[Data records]
** start **
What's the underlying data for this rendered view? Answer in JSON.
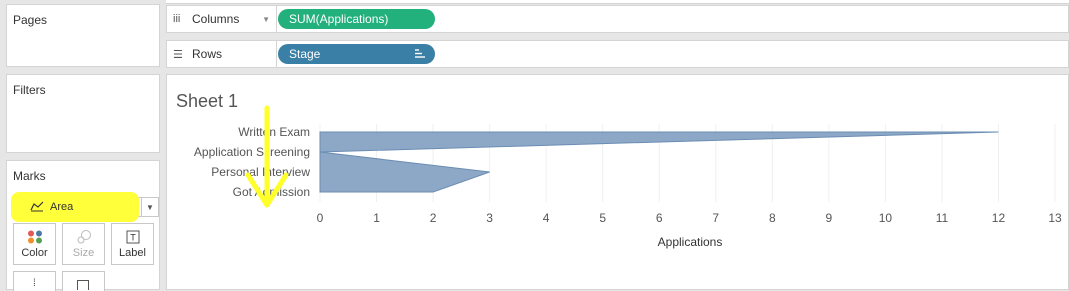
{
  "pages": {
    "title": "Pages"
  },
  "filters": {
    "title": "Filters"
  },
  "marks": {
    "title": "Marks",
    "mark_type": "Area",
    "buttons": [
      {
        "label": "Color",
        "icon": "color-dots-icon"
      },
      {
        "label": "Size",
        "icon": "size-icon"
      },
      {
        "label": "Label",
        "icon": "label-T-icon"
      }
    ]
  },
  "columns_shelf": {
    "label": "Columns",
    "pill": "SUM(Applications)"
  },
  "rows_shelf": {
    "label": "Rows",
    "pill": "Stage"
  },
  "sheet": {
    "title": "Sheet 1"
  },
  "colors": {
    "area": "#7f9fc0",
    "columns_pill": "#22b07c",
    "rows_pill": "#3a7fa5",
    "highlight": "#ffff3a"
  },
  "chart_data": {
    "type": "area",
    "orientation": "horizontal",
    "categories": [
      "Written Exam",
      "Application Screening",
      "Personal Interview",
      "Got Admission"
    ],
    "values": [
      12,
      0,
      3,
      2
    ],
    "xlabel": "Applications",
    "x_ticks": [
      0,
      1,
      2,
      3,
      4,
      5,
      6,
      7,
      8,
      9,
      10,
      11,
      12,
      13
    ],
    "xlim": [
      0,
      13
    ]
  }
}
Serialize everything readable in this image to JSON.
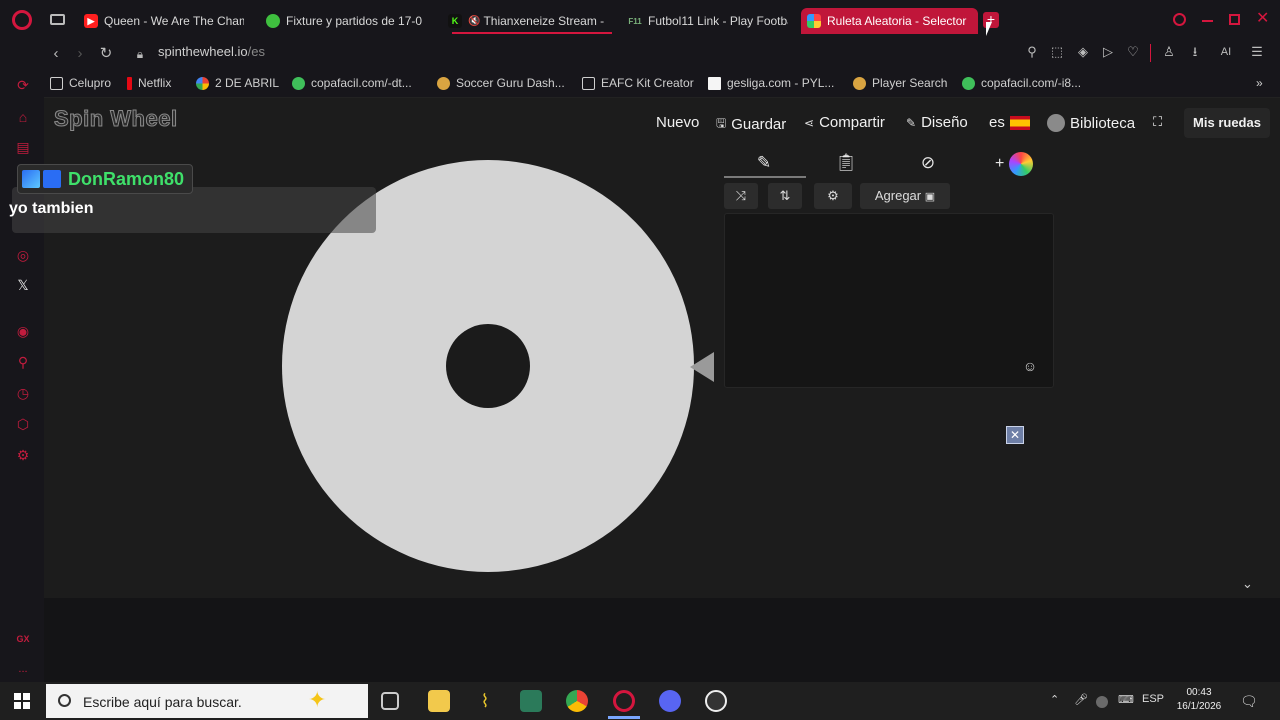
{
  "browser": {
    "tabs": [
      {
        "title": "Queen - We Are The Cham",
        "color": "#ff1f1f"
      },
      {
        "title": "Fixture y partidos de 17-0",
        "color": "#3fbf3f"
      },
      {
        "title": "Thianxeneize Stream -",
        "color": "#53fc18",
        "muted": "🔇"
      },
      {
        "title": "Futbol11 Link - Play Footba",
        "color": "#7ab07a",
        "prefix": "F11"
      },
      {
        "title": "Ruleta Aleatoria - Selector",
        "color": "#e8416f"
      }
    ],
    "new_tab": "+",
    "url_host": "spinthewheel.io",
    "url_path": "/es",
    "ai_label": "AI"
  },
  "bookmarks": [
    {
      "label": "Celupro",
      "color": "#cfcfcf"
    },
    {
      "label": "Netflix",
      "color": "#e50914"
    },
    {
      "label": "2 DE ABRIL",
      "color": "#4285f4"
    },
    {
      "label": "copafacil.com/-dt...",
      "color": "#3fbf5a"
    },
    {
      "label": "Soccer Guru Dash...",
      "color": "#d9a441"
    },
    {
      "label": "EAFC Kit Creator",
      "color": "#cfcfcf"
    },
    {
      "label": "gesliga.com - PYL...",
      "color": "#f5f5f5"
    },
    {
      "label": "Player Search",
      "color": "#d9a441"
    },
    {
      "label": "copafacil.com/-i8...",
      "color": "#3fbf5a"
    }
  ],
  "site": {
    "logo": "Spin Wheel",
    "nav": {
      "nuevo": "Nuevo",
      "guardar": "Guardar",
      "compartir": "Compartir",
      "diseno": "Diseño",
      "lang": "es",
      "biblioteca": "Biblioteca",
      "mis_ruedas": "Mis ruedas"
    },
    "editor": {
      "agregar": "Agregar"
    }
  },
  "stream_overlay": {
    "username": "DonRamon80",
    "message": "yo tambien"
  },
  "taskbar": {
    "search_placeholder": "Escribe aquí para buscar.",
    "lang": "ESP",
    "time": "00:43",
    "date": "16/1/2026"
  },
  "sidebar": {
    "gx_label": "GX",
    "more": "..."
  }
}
** end **
** start **
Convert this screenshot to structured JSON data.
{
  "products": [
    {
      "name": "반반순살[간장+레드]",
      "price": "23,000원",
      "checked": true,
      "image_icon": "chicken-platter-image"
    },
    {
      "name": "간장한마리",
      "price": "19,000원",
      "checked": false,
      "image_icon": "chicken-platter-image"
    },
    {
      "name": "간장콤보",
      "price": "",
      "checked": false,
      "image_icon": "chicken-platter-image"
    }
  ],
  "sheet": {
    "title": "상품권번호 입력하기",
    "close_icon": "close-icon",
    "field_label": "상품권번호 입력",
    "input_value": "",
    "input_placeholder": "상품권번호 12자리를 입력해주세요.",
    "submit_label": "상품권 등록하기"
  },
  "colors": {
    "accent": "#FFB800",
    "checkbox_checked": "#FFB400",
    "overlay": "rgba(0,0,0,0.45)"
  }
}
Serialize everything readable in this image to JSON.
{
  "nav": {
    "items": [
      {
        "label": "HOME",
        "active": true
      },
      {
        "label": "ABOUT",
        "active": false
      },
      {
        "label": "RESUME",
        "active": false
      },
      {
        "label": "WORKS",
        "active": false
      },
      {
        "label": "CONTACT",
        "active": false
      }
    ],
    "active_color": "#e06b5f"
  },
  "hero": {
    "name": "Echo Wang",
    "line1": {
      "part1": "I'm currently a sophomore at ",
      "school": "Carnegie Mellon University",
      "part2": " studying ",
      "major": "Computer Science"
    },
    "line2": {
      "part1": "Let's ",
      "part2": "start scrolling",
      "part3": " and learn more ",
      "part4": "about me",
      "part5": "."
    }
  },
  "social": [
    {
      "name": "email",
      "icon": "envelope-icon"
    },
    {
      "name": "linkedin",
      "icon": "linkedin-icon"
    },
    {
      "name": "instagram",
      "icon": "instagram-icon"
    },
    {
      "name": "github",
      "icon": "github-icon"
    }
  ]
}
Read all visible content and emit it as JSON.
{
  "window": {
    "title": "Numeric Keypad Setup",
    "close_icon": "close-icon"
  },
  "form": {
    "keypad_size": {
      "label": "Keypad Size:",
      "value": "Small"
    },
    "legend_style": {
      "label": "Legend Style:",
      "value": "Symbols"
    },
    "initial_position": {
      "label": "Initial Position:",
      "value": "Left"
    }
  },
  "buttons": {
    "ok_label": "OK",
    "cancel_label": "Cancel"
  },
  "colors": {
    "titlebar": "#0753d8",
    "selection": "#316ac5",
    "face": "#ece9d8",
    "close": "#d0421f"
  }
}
** end **
** start **
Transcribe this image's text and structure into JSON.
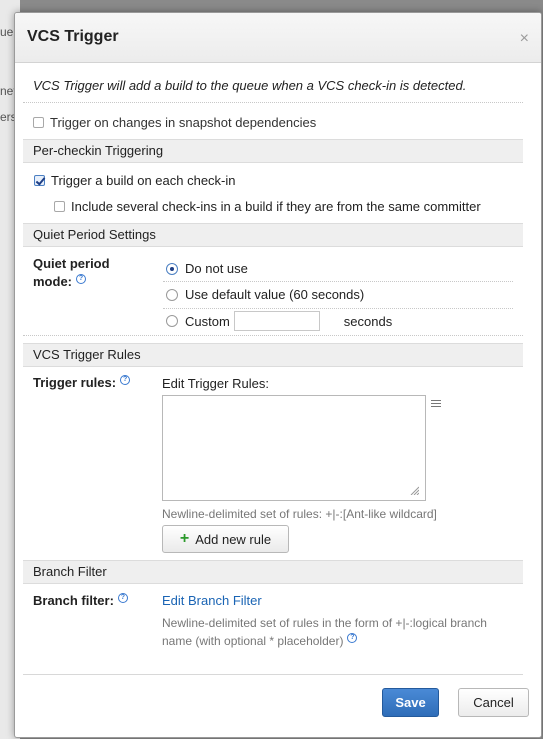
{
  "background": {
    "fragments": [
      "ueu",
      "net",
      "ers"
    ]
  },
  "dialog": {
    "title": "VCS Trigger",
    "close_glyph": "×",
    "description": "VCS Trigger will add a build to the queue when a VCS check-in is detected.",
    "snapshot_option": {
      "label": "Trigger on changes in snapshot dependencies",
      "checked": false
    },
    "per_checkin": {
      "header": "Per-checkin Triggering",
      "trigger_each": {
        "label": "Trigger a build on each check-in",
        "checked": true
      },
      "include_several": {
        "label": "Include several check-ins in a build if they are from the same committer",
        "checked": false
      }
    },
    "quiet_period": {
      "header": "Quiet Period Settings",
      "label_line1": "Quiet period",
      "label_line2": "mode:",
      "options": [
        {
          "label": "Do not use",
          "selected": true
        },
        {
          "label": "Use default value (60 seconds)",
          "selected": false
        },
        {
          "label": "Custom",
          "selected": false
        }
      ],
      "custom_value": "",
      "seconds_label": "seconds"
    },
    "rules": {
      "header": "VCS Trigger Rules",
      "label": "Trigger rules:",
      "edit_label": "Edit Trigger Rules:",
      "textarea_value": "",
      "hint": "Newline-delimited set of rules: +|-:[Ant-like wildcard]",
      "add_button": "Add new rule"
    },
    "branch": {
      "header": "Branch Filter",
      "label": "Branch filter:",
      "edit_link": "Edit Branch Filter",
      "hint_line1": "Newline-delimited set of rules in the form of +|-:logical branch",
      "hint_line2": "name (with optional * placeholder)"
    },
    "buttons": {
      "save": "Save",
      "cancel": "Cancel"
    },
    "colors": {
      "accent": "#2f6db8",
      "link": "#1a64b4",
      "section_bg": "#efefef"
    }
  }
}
** end **
[Challenge] Pull every line containing the word "JSON" out of the material and copy it.

[Final result]
What's the underlying data for this rendered view? Answer in JSON.
Serialize everything readable in this image to JSON.
Convert this screenshot to structured JSON data.
Serialize everything readable in this image to JSON.
Read all visible content and emit it as JSON.
Transcribe this image's text and structure into JSON.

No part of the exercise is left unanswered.